## Stated goal:
All records are to be retyped faithfully and completely.

## Entries:
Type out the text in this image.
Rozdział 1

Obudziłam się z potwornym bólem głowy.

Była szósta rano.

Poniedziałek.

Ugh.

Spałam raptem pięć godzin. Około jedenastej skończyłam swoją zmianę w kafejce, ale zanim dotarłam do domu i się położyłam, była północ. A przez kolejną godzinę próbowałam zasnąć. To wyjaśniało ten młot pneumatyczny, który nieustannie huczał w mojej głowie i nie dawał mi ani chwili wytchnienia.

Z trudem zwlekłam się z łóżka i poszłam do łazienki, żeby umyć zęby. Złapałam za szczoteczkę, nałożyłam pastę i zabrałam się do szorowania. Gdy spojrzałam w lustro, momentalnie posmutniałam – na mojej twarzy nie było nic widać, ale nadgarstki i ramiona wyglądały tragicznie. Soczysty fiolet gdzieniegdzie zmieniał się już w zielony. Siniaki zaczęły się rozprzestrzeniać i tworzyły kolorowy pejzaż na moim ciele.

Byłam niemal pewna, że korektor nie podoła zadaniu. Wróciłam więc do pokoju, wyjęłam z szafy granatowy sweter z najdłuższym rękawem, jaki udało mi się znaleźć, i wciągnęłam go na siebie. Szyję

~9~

## Written reply:
Type out the text in this image.
Rozdział 1

Obudziłam się z potwornym bólem głowy.

Była szósta rano.

Poniedziałek.

Ugh.

Spałam raptem pięć godzin. Około jedenastej skończyłam swoją zmianę w kafejce, ale zanim dotarłam do domu i się położyłam, była północ. A przez kolejną godzinę próbowałam zasnąć. To wyjaśniało ten młot pneumatyczny, który nieustannie huczał w mojej głowie i nie dawał mi ani chwili wytchnienia.

Z trudem zwlekłam się z łóżka i poszłam do łazienki, żeby umyć zęby. Złapałam za szczoteczkę, nałożyłam pastę i zabrałam się do szorowania. Gdy spojrzałam w lustro, momentalnie posmutniałam – na mojej twarzy nie było nic widać, ale nadgarstki i ramiona wyglądały tragicznie. Soczysty fiolet gdzieniegdzie zmieniał się już w zielony. Siniaki zaczęły się rozprzestrzeniać i tworzyły kolorowy pejzaż na moim ciele.

Byłam niemal pewna, że korektor nie podoła zadaniu. Wróciłam więc do pokoju, wyjęłam z szafy granatowy sweter z najdłuższym rękawem, jaki udało mi się znaleźć, i wciągnęłam go na siebie. Szyję

~9~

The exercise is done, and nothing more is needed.